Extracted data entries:
------------------------

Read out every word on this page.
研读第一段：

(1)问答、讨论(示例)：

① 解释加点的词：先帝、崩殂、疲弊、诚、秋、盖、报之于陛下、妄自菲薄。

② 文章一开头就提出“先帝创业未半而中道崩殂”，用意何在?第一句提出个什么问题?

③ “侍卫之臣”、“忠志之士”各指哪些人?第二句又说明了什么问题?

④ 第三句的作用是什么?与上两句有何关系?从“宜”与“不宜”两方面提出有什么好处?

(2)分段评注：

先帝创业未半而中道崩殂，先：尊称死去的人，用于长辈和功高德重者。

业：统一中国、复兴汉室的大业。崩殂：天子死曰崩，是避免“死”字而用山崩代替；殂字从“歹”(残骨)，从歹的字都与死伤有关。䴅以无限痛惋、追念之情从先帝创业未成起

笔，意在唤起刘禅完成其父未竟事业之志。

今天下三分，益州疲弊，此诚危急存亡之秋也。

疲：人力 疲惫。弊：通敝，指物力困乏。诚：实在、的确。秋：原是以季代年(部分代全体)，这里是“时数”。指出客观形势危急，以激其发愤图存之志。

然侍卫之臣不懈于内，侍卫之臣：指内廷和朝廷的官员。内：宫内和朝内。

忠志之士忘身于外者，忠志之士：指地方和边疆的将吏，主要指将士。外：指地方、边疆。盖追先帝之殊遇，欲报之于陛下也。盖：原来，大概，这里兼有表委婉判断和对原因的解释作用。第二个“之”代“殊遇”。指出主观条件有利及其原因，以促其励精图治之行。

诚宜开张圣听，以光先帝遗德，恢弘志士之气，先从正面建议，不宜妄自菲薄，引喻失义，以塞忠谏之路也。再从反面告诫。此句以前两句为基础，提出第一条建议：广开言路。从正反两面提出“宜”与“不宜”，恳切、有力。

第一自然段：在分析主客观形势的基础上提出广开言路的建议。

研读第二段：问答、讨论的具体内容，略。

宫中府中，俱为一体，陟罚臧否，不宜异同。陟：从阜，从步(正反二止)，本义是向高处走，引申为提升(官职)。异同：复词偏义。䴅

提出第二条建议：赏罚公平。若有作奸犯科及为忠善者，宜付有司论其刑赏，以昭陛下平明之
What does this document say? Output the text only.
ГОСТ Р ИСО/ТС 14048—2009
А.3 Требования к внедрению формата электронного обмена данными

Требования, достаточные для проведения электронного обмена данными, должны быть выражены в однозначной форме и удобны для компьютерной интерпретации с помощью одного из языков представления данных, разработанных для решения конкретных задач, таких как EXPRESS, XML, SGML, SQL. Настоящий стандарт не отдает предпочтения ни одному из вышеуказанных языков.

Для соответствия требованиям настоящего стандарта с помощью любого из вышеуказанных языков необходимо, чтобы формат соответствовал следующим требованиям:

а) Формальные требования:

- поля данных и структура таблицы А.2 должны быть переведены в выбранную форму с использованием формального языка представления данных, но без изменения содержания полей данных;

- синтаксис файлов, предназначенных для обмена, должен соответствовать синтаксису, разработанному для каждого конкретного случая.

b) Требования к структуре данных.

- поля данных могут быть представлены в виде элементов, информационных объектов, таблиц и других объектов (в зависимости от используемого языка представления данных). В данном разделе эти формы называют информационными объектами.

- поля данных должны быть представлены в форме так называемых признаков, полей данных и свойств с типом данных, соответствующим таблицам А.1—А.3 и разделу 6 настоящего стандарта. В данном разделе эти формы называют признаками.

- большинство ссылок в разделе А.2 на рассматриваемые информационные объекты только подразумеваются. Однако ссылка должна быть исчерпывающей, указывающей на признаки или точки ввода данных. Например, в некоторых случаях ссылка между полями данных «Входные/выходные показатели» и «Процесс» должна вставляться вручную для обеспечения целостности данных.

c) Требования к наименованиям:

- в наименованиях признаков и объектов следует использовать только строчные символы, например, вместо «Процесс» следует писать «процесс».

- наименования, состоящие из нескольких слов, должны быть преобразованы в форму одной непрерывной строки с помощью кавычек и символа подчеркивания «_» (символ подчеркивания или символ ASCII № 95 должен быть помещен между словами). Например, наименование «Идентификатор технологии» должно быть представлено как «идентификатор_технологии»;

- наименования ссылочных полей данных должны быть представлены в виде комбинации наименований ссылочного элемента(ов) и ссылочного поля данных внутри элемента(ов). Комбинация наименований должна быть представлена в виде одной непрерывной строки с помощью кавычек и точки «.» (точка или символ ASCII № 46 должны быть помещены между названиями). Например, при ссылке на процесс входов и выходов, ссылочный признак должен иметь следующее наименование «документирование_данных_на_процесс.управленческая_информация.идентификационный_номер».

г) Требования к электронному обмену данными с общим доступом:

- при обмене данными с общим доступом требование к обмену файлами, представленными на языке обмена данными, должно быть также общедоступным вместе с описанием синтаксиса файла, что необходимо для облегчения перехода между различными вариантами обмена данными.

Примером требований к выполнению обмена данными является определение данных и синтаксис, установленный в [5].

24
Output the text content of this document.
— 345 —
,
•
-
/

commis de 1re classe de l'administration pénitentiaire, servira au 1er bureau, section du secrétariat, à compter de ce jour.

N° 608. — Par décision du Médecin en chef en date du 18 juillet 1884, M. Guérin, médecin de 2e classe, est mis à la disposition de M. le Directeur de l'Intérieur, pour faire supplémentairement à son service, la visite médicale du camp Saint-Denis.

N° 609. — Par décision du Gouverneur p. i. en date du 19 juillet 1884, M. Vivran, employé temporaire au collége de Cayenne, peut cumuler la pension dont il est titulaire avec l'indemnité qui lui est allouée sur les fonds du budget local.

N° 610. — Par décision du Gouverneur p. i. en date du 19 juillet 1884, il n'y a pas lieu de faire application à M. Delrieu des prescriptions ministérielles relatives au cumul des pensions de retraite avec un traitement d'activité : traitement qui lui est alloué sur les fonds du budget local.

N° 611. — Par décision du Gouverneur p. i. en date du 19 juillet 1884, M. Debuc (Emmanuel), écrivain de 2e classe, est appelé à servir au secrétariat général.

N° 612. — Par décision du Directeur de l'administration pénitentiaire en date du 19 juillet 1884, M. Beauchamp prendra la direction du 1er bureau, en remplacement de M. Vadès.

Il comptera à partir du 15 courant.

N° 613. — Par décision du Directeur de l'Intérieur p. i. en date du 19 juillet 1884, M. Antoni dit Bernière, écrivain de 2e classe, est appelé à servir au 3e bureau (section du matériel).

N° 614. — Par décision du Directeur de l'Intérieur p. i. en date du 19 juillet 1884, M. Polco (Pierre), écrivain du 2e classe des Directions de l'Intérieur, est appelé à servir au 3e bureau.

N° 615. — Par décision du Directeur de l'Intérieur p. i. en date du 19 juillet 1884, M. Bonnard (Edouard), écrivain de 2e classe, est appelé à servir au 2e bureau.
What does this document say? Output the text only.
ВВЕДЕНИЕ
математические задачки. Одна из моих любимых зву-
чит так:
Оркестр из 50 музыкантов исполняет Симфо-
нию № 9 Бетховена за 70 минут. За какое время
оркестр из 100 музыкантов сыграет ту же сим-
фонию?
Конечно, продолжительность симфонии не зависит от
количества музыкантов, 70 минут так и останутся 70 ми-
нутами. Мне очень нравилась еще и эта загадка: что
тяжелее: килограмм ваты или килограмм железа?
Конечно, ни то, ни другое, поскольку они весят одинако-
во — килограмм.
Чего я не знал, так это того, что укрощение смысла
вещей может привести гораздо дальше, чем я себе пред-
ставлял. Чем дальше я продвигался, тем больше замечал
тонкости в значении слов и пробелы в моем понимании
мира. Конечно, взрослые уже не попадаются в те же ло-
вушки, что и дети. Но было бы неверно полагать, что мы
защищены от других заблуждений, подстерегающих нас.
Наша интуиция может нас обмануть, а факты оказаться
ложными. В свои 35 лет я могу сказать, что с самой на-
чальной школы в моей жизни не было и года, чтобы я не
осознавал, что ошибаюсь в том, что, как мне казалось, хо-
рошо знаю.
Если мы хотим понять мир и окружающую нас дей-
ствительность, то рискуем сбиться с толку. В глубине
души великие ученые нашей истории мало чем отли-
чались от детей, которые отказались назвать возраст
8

------------------------

▶ _What you are asked to do_
Return every line of the preceding records in which the word "музыкантов" appears.

▶ _Expected output_
Оркестр из 50 музыкантов исполняет Симфо-
оркестр из 100 музыкантов сыграет ту же сим-
количества музыкантов, 70 минут так и останутся 70 ми-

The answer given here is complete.